Records for this exercise -
================================
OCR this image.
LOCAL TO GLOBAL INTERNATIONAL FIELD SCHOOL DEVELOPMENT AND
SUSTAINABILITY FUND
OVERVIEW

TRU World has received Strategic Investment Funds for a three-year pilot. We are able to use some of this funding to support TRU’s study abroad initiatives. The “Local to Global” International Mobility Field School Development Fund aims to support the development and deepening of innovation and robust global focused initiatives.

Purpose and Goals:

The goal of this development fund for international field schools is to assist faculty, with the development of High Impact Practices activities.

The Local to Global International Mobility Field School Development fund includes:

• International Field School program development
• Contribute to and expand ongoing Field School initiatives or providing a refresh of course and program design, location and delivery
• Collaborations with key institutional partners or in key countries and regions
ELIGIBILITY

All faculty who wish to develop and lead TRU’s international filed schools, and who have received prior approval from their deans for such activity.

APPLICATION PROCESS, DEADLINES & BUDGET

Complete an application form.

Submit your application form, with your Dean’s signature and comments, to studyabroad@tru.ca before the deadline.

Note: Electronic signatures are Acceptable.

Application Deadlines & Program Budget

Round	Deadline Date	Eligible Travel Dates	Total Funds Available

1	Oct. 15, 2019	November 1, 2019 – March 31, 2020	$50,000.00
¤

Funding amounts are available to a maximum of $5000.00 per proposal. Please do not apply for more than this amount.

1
================================
Do this -
Copy out each line in the preceding records that contains "faculty".

Solved exercise -
The goal of this development fund for international field schools is to assist faculty, with the development of High Impact Practices activities.
All faculty who wish to develop and lead TRU’s international filed schools, and who have received prior approval from their deans for such activity.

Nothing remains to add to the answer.